Recorded data:

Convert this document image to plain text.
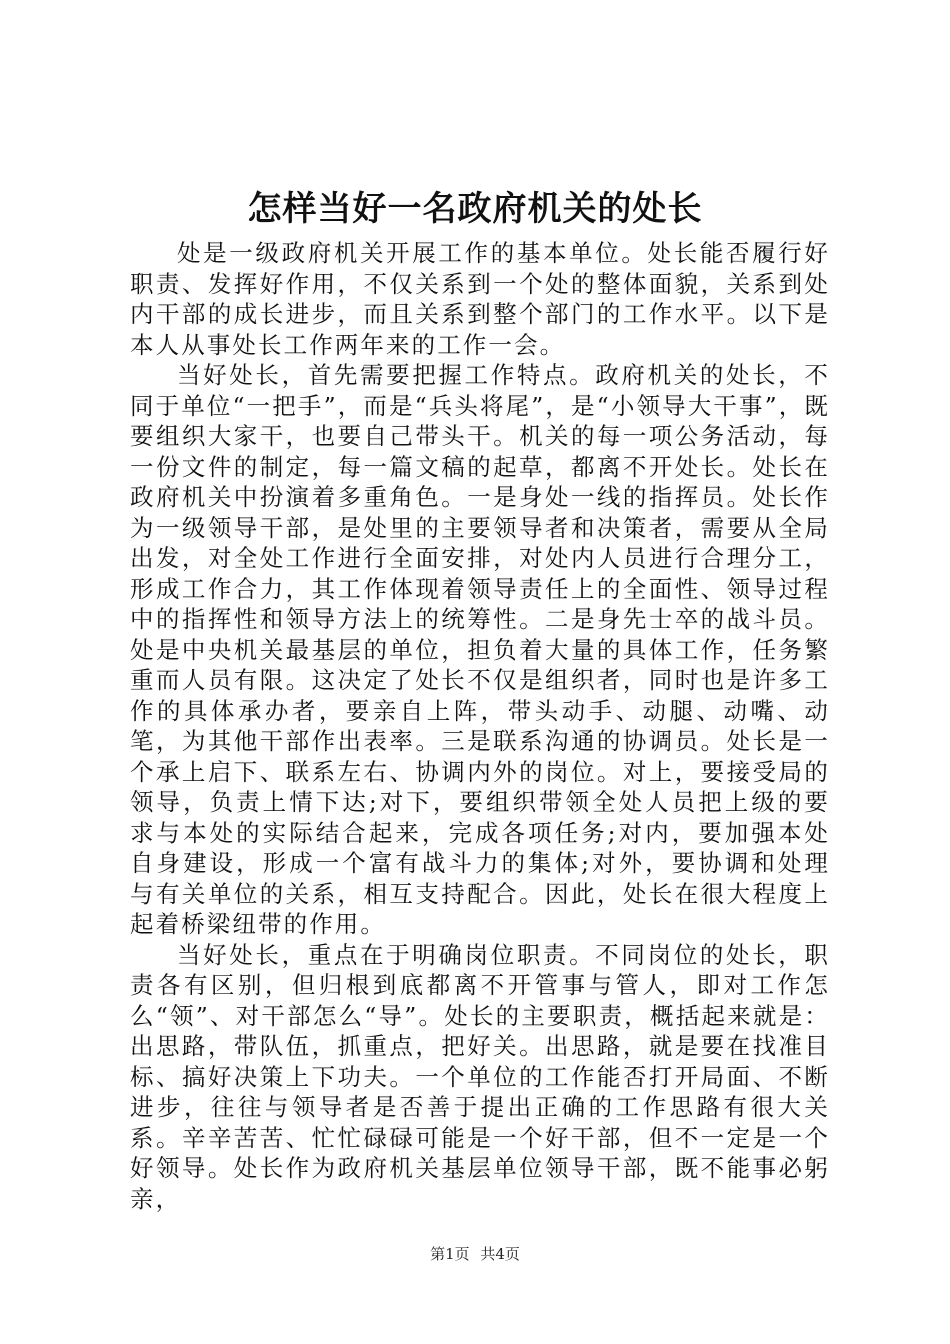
怎样当好一名政府机关的处长

处是一级政府机关开展工作的基本单位。处长能否履行好职责、发挥好作用，不仅关系到一个处的整体面貌，关系到处内干部的成长进步，而且关系到整个部门的工作水平。以下是本人从事处长工作两年来的工作一会。

当好处长，首先需要把握工作特点。政府机关的处长，不同于单位“一把手”，而是“兵头将尾”，是“小领导大干事”，既要组织大家干，也要自己带头干。机关的每一项公务活动，每一份文件的制定，每一篇文稿的起草，都离不开处长。处长在政府机关中扮演着多重角色。一是身处一线的指挥员。处长作为一级领导干部，是处里的主要领导者和决策者，需要从全局出发，对全处工作进行全面安排，对处内人员进行合理分工，形成工作合力，其工作体现着领导责任上的全面性、领导过程中的指挥性和领导方法上的统筹性。二是身先士卒的战斗员。处是中央机关最基层的单位，担负着大量的具体工作，任务繁重而人员有限。这决定了处长不仅是组织者，同时也是许多工作的具体承办者，要亲自上阵，带头动手、动腿、动嘴、动笔，为其他干部作出表率。三是联系沟通的协调员。处长是一个承上启下、联系左右、协调内外的岗位。对上，要接受局的领导，负责上情下达;对下，要组织带领全处人员把上级的要求与本处的实际结合起来，完成各项任务;对内，要加强本处自身建设，形成一个富有战斗力的集体;对外，要协调和处理与有关单位的关系，相互支持配合。因此，处长在很大程度上起着桥梁纽带的作用。

当好处长，重点在于明确岗位职责。不同岗位的处长，职责各有区别，但归根到底都离不开管事与管人，即对工作怎么“领”、对干部怎么“导”。处长的主要职责，概括起来就是：出思路，带队伍，抓重点，把好关。出思路，就是要在找准目标、搞好决策上下功夫。一个单位的工作能否打开局面、不断进步，往往与领导者是否善于提出正确的工作思路有很大关系。辛辛苦苦、忙忙碌碌可能是一个好干部，但不一定是一个好领导。处长作为政府机关基层单位领导干部，既不能事必躬亲，

第1页 共4页
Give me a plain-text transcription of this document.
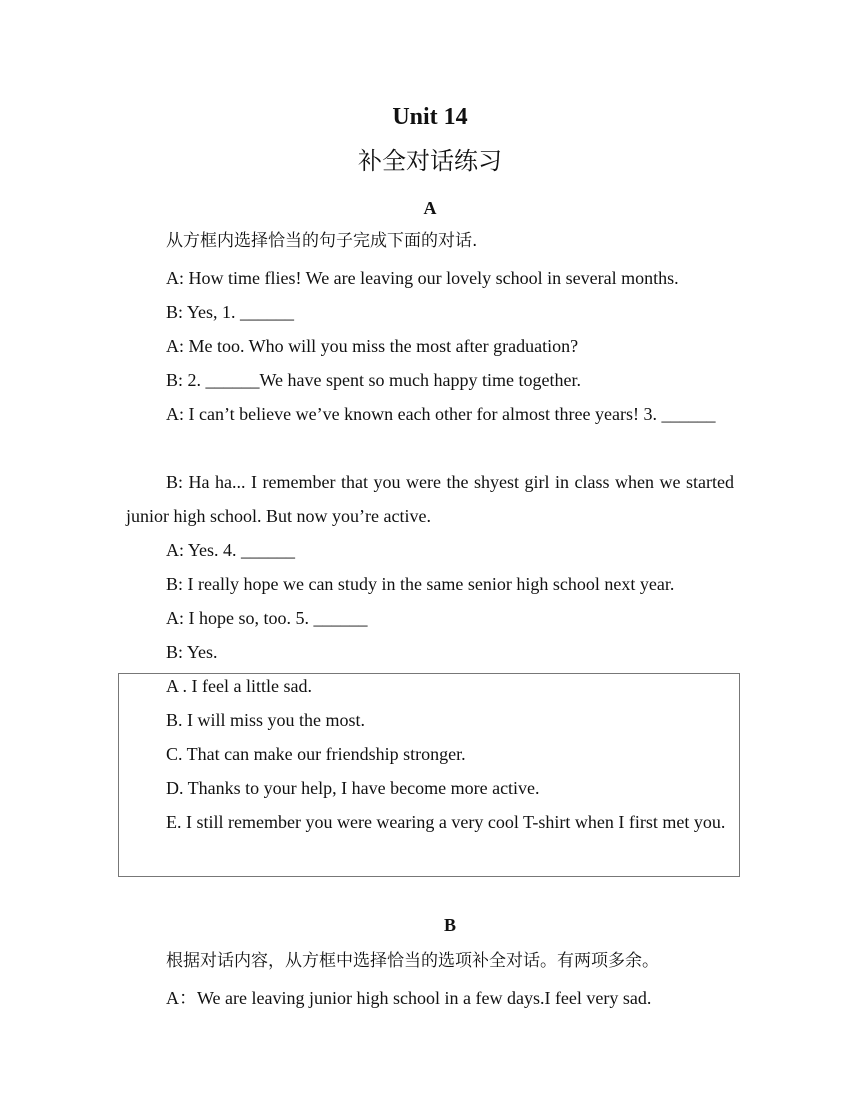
Unit 14
补全对话练习
A
从方框内选择恰当的句子完成下面的对话.
A: How time flies! We are leaving our lovely school in several months.
B: Yes, 1. ______
A: Me too. Who will you miss the most after graduation?
B: 2. ______We have spent so much happy time together.
A: I can’t believe we’ve known each other for almost three years! 3. ______
B: Ha ha... I remember that you were the shyest girl in class when we started junior high school. But now you’re active.
A: Yes. 4. ______
B: I really hope we can study in the same senior high school next year.
A: I hope so, too. 5. ______
B: Yes.
A . I feel a little sad.
B. I will miss you the most.
C. That can make our friendship stronger.
D. Thanks to your help, I have become more active.
E. I still remember you were wearing a very cool T-shirt when I first met you.
B
根据对话内容，从方框中选择恰当的选项补全对话。有两项多余。
A：We are leaving junior high school in a few days.I feel very sad.
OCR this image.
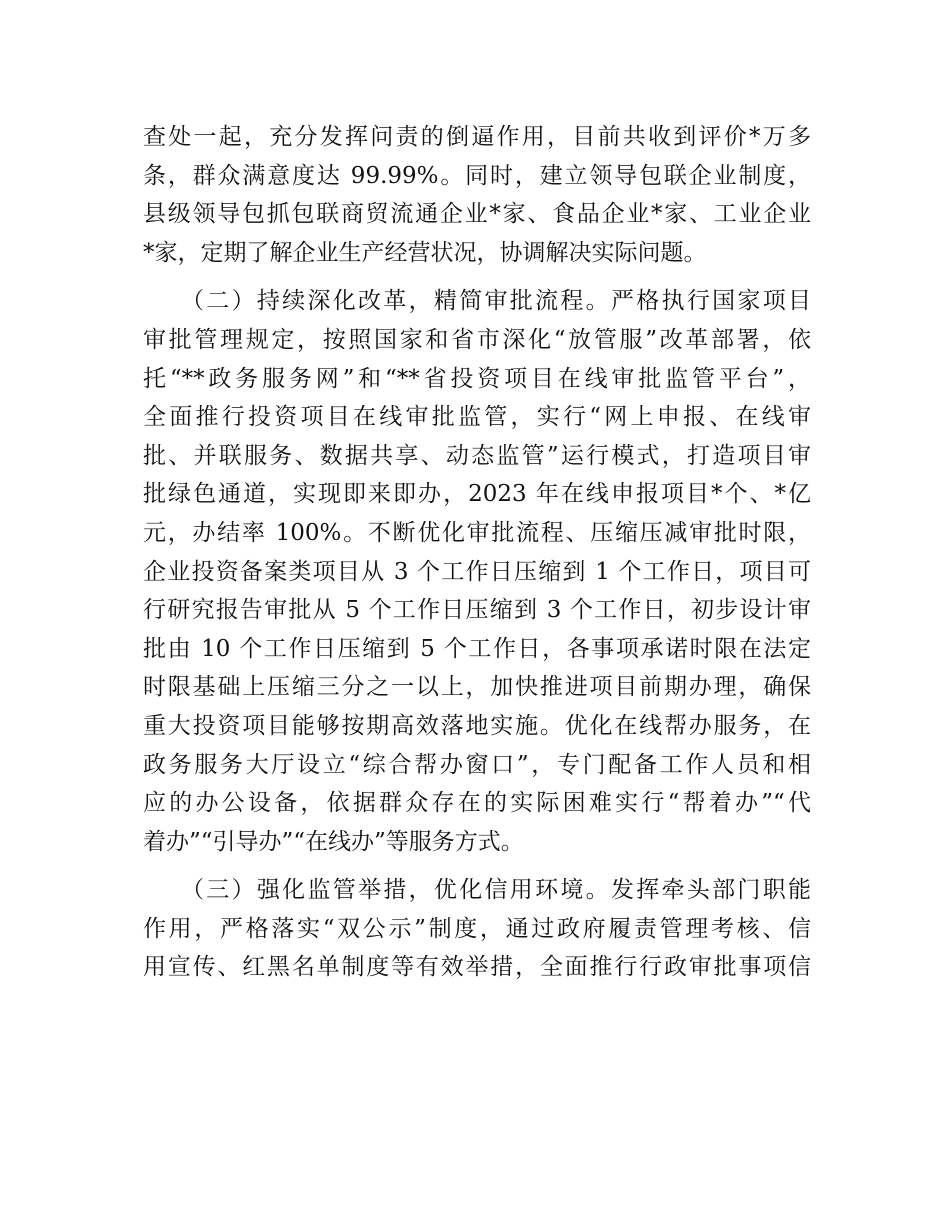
查处一起，充分发挥问责的倒逼作用，目前共收到评价*万多
条，群众满意度达 99.99%。同时，建立领导包联企业制度，
县级领导包抓包联商贸流通企业*家、食品企业*家、工业企业
*家，定期了解企业生产经营状况，协调解决实际问题。
（二）持续深化改革，精简审批流程。严格执行国家项目
审批管理规定，按照国家和省市深化“放管服”改革部署，依
托“**政务服务网”和“**省投资项目在线审批监管平台”，
全面推行投资项目在线审批监管，实行“网上申报、在线审
批、并联服务、数据共享、动态监管”运行模式，打造项目审
批绿色通道，实现即来即办，2023 年在线申报项目*个、*亿
元，办结率 100%。不断优化审批流程、压缩压减审批时限，
企业投资备案类项目从 3 个工作日压缩到 1 个工作日，项目可
行研究报告审批从 5 个工作日压缩到 3 个工作日，初步设计审
批由 10 个工作日压缩到 5 个工作日，各事项承诺时限在法定
时限基础上压缩三分之一以上，加快推进项目前期办理，确保
重大投资项目能够按期高效落地实施。优化在线帮办服务，在
政务服务大厅设立“综合帮办窗口”，专门配备工作人员和相
应的办公设备，依据群众存在的实际困难实行“帮着办”“代
着办”“引导办”“在线办”等服务方式。
（三）强化监管举措，优化信用环境。发挥牵头部门职能
作用，严格落实“双公示”制度，通过政府履责管理考核、信
用宣传、红黑名单制度等有效举措，全面推行行政审批事项信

> [What you should do]:
Return every line above in which the string "junior" occurs.

> [Finished exercise]:
B: Ha ha... I remember that you were the shyest girl in class when we started junior high school. But now you’re active.
A：We are leaving junior high school in a few days.I feel very sad.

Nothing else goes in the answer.